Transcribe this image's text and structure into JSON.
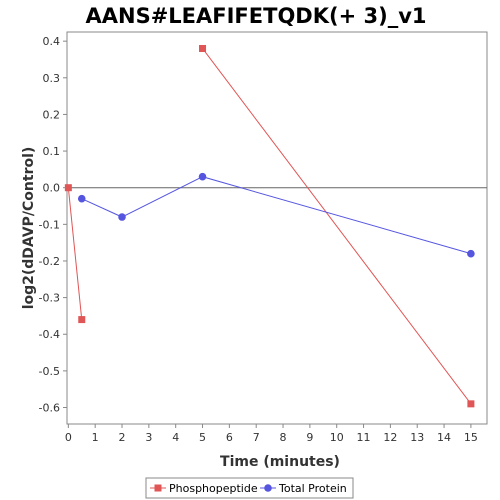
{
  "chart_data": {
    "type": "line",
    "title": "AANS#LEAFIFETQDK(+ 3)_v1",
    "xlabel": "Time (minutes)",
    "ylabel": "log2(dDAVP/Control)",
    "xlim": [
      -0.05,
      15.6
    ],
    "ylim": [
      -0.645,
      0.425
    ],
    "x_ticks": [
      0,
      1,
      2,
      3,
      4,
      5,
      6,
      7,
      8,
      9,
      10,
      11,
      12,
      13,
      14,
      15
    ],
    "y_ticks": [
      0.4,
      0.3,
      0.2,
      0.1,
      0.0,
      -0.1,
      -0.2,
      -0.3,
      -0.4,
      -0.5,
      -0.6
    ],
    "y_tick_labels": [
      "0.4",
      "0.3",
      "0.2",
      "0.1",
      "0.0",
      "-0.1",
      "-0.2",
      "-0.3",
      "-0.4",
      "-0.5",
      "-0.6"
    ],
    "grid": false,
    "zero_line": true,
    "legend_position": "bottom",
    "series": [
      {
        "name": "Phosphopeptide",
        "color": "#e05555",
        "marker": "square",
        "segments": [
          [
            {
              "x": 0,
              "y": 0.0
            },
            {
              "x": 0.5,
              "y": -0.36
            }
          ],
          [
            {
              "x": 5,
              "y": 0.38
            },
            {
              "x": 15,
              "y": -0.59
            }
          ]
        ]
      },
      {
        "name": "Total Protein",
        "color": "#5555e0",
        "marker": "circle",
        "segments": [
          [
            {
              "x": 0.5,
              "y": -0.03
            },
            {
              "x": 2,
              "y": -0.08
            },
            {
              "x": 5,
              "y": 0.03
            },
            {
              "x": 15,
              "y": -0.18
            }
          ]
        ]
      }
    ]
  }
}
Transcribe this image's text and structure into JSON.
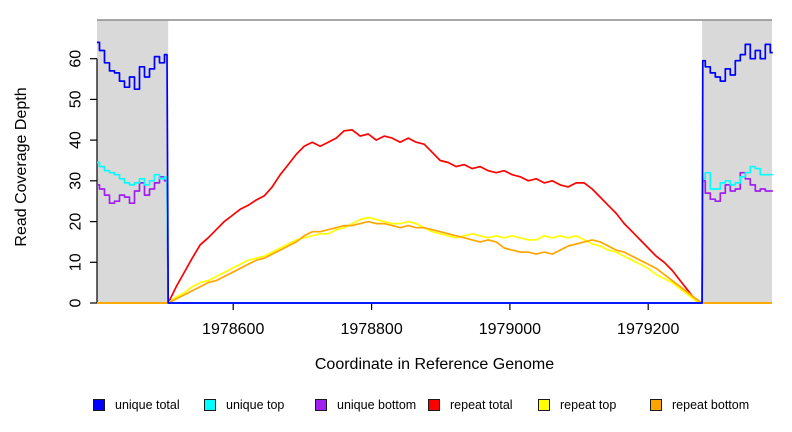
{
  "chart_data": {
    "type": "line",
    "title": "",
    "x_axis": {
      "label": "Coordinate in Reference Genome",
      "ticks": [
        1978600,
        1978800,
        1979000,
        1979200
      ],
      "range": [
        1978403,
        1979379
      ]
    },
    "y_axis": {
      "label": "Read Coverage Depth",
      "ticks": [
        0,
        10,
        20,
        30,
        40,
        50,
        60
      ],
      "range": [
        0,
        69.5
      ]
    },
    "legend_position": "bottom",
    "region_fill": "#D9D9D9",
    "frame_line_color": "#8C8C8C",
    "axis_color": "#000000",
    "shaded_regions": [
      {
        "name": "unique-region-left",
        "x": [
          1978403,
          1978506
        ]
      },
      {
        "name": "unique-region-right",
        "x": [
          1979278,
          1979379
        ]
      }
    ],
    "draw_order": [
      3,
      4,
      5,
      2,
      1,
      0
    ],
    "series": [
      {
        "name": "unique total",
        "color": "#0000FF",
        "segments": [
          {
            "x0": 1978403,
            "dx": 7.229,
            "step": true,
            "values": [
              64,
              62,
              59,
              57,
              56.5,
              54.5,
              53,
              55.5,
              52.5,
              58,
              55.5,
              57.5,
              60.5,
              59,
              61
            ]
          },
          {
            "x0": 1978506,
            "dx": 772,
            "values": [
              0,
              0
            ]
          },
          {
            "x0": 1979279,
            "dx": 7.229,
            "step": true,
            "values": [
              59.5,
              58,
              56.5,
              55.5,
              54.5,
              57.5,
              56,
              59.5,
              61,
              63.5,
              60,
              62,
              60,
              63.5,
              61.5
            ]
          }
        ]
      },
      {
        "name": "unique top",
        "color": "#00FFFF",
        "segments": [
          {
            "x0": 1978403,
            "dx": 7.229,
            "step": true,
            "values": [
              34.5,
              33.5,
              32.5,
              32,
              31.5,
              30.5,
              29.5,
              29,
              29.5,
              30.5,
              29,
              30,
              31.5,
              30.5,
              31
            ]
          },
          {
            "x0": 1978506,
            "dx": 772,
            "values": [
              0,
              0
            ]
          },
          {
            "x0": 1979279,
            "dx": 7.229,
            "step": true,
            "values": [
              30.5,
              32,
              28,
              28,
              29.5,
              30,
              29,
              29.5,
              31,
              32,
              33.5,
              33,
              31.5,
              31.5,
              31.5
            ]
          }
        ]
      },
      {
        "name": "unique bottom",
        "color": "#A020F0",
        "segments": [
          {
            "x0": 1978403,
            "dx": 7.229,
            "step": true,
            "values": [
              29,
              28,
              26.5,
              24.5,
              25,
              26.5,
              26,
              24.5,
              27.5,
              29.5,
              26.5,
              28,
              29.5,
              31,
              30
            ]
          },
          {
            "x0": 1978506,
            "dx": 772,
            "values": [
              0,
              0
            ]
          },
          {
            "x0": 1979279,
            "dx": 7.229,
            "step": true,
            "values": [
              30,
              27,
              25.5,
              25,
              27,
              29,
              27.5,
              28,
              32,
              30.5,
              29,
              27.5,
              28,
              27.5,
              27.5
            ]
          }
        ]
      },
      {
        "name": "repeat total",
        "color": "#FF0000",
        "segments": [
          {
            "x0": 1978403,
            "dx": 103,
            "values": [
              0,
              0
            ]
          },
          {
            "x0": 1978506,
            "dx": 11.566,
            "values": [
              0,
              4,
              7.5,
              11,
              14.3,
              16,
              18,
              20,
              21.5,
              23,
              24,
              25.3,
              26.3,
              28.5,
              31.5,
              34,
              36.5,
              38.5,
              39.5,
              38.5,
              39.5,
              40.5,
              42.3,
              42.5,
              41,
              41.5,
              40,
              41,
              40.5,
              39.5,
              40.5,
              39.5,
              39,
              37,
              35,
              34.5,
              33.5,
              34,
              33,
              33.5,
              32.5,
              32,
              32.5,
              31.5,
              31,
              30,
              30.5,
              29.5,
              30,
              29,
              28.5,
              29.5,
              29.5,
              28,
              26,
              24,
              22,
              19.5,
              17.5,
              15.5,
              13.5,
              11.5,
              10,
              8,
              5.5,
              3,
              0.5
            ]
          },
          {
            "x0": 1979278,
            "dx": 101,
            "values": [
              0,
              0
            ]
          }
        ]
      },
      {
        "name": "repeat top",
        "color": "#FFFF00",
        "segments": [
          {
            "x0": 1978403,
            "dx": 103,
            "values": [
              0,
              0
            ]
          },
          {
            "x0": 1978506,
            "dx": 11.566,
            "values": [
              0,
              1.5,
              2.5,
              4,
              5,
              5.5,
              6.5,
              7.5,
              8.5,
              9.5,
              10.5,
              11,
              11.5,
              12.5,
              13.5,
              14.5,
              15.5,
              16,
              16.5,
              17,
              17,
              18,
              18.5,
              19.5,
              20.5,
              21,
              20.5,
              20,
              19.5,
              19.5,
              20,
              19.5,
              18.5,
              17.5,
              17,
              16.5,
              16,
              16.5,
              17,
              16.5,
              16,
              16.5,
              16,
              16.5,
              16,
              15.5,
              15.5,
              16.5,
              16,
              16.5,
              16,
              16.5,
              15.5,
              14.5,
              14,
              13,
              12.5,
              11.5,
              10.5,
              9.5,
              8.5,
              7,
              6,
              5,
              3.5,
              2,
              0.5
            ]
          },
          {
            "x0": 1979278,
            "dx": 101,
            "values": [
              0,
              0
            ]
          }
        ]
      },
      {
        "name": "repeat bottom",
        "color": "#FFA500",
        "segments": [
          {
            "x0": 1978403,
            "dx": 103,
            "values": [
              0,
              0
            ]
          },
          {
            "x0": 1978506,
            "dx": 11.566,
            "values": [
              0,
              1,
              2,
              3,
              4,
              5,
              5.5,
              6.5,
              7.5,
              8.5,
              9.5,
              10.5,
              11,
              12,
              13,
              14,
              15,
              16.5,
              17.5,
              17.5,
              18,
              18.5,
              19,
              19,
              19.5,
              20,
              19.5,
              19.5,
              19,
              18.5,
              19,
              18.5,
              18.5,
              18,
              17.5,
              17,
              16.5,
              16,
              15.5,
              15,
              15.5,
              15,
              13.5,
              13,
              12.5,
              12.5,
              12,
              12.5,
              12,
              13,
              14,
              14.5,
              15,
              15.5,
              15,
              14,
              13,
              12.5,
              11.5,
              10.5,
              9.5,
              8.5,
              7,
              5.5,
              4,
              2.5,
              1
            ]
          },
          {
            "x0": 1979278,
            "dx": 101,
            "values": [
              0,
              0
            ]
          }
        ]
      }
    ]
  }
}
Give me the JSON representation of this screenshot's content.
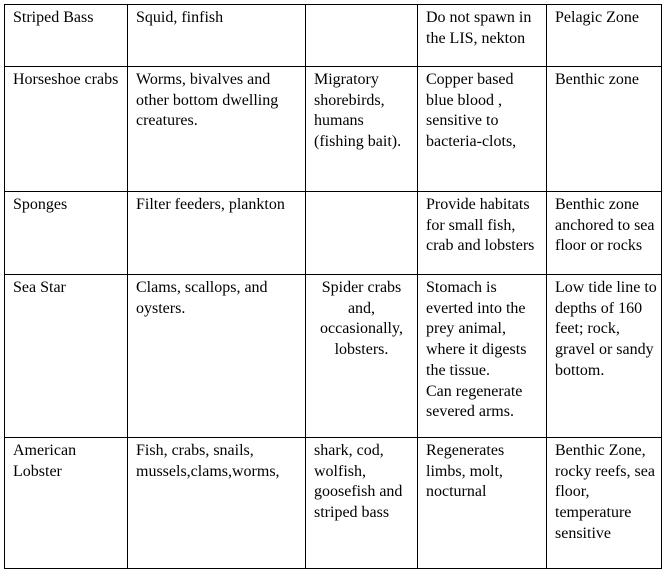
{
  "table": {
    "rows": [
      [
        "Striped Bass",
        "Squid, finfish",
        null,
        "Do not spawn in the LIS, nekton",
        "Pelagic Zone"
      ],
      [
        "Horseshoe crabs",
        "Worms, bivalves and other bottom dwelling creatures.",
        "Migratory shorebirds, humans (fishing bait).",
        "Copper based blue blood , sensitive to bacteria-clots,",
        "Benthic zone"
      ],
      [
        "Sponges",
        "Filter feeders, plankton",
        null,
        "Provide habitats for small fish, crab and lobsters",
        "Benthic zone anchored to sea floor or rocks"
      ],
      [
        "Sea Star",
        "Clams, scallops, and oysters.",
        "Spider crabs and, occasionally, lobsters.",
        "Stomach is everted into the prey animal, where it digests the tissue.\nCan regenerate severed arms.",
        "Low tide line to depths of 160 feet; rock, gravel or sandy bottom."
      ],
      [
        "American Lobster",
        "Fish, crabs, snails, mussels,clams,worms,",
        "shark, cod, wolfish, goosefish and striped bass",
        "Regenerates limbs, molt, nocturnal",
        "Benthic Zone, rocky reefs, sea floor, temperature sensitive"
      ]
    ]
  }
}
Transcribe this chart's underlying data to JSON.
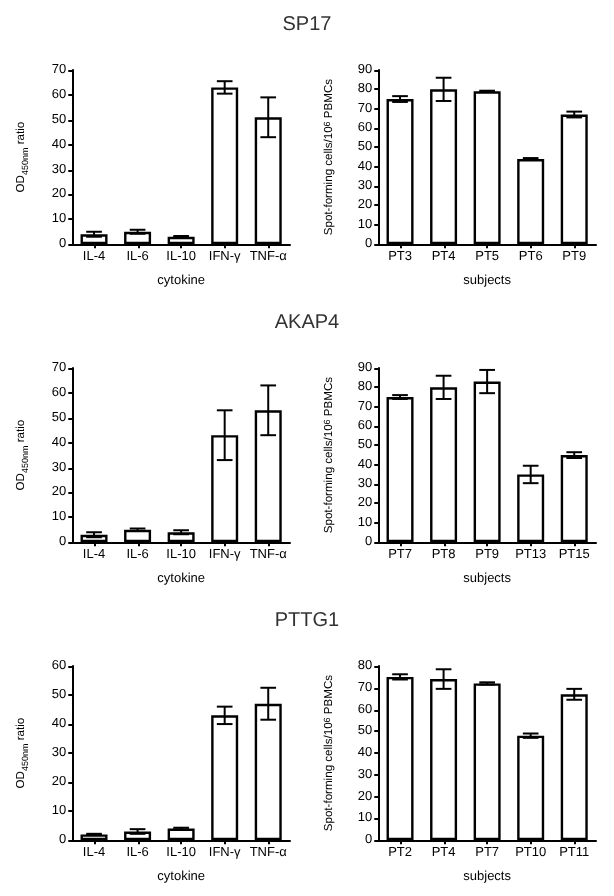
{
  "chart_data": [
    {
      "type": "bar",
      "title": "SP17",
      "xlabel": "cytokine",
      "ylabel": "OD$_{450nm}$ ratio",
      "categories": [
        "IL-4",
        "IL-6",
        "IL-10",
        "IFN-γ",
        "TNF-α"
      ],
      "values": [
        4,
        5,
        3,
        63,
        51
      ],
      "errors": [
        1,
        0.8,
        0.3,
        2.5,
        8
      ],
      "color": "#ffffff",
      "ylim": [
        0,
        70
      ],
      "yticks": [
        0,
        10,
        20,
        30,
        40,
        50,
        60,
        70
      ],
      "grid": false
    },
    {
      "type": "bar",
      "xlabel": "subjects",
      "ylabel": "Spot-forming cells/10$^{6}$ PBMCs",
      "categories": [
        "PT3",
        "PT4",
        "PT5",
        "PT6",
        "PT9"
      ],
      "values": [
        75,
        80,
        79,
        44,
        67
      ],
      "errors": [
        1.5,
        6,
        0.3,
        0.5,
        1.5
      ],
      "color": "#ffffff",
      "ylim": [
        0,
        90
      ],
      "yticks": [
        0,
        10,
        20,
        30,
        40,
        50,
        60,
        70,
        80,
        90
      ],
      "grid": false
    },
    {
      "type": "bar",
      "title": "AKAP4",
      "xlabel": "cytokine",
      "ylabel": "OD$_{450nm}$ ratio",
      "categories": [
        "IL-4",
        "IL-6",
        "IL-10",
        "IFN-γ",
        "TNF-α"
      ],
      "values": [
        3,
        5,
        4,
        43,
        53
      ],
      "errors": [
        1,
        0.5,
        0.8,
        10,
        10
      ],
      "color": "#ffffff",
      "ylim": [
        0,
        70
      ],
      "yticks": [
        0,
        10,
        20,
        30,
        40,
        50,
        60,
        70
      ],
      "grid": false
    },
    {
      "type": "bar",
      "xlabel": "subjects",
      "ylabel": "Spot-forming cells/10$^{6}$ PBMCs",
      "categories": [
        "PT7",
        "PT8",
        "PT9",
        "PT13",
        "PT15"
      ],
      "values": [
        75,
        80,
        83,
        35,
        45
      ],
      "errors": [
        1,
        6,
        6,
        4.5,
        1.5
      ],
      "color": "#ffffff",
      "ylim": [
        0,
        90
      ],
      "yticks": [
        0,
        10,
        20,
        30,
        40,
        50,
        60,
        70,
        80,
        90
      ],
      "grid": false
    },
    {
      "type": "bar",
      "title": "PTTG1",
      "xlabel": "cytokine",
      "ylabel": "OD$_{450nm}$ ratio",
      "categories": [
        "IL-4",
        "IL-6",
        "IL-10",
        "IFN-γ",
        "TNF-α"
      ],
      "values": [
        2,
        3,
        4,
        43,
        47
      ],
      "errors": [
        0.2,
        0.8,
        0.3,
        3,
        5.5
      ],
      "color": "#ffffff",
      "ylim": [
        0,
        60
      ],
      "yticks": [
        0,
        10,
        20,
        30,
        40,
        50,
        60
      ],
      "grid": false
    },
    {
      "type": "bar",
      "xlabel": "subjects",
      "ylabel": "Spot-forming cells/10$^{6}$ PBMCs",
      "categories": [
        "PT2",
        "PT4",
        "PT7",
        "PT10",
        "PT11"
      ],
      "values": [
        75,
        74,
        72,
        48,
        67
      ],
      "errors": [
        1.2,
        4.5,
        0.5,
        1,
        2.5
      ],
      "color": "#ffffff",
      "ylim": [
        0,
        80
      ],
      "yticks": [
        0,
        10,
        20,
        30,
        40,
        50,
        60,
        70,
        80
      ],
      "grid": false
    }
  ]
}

Exercise directions -
For each line in the material above that holds the word "bottom", add one to a count; state only the final number.

Task response -
6